* TO DO:
Select and reproduce each line of the listing below that bears the string "Пусть".

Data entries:
%%
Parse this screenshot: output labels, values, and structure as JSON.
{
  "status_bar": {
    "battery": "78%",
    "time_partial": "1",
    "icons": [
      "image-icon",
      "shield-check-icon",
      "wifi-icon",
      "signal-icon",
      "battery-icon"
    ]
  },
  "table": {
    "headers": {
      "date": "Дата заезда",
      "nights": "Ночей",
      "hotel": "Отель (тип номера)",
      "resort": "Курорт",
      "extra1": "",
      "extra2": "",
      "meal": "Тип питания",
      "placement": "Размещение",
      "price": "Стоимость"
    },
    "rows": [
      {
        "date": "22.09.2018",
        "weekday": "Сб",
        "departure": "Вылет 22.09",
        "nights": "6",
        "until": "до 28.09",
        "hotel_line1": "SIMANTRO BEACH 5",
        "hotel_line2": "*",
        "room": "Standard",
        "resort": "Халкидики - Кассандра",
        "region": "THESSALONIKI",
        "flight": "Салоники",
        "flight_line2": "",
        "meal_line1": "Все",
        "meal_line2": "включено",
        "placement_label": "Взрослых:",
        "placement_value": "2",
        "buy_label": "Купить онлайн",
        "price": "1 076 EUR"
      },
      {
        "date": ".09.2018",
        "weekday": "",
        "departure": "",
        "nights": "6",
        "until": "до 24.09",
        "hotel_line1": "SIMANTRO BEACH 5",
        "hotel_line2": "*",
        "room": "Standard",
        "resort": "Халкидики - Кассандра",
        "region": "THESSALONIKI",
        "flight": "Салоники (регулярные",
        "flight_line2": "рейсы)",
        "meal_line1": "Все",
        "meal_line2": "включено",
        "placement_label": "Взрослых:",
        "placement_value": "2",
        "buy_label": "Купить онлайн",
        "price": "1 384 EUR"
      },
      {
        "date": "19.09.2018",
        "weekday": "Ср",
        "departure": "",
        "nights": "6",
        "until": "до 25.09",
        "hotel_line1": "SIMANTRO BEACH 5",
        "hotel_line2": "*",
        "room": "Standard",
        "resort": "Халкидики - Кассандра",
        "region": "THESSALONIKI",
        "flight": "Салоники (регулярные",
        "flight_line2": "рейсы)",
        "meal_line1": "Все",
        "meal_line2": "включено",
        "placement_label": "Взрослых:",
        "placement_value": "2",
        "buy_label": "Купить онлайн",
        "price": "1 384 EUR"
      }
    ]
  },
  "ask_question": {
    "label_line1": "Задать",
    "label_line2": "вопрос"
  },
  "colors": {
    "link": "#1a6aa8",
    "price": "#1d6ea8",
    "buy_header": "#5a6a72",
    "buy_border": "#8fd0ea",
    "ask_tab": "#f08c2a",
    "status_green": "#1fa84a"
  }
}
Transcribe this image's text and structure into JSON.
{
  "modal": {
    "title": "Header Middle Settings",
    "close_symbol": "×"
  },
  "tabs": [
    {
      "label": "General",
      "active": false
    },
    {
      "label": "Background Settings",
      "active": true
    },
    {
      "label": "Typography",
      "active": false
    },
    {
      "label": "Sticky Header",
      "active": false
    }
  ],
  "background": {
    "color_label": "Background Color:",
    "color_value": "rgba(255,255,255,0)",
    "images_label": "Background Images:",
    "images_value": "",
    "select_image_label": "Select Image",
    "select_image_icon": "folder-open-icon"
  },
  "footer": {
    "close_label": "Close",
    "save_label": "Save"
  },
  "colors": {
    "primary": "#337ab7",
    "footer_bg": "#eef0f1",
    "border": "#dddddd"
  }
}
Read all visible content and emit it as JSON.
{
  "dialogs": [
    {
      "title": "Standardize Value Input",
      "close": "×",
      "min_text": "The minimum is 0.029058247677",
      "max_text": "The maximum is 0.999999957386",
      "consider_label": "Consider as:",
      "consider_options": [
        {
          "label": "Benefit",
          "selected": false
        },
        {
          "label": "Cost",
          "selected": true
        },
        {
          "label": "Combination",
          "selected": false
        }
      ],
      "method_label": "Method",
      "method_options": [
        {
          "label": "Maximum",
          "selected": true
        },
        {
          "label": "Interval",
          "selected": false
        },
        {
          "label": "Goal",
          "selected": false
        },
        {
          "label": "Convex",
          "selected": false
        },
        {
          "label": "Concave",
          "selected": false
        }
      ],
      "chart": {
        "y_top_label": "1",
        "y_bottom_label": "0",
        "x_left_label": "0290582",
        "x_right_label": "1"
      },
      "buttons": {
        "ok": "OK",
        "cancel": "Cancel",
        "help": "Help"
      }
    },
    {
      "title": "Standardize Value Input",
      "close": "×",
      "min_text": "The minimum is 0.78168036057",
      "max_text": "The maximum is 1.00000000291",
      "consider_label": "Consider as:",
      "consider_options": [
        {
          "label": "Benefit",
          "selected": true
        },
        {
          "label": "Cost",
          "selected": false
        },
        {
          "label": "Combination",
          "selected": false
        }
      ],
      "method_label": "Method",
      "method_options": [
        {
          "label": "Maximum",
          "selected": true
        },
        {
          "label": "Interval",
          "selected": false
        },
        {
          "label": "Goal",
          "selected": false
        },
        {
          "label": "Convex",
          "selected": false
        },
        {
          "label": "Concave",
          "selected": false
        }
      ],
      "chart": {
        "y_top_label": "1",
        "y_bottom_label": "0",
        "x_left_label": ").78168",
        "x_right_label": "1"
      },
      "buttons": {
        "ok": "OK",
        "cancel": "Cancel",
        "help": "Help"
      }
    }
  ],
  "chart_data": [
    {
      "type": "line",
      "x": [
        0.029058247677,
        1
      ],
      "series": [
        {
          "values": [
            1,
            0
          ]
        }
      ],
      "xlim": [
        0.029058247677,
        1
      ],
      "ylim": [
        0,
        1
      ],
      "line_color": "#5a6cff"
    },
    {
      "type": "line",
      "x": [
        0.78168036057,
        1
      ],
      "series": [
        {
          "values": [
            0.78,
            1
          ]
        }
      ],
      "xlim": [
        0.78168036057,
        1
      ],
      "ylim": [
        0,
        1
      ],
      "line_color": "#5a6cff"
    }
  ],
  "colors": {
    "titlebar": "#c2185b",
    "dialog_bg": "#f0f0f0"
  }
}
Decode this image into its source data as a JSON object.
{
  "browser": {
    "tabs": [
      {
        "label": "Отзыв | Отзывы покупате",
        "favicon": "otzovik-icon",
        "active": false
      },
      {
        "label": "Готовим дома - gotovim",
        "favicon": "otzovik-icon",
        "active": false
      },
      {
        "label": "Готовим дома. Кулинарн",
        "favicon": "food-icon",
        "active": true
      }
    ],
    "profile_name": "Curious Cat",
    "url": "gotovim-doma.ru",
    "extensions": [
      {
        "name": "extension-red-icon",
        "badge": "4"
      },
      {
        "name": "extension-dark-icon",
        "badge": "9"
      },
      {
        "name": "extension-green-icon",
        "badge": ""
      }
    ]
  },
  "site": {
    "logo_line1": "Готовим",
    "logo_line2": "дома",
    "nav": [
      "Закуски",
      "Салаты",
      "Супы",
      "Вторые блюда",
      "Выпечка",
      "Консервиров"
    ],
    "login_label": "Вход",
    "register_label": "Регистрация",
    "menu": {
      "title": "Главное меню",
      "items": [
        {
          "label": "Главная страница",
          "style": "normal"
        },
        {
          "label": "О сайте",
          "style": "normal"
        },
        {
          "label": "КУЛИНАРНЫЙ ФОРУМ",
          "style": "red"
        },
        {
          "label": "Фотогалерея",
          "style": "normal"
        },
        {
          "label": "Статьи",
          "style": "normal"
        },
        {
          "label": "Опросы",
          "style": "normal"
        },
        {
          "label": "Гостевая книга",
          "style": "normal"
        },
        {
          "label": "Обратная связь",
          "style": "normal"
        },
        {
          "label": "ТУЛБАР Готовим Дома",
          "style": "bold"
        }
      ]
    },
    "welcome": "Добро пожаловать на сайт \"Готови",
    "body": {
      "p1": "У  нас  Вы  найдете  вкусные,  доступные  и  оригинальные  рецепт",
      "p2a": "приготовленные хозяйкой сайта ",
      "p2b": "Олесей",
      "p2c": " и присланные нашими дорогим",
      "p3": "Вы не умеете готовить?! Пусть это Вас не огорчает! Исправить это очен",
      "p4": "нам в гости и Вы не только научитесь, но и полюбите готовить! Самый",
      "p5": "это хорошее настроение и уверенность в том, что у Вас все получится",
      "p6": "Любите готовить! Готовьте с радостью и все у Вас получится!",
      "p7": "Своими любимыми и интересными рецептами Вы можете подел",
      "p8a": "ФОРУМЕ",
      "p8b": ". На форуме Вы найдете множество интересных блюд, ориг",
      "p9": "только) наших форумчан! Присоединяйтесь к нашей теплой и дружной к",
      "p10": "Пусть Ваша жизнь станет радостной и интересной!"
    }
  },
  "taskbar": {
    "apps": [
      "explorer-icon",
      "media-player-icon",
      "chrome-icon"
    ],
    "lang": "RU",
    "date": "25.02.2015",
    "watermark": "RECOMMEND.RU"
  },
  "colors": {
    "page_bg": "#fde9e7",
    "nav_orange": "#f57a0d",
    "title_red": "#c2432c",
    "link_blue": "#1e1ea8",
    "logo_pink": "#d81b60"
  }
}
%%
* ANSWER:
      "p3": "Вы не умеете готовить?! Пусть это Вас не огорчает! Исправить это очен",
      "p10": "Пусть Ваша жизнь станет радостной и интересной!"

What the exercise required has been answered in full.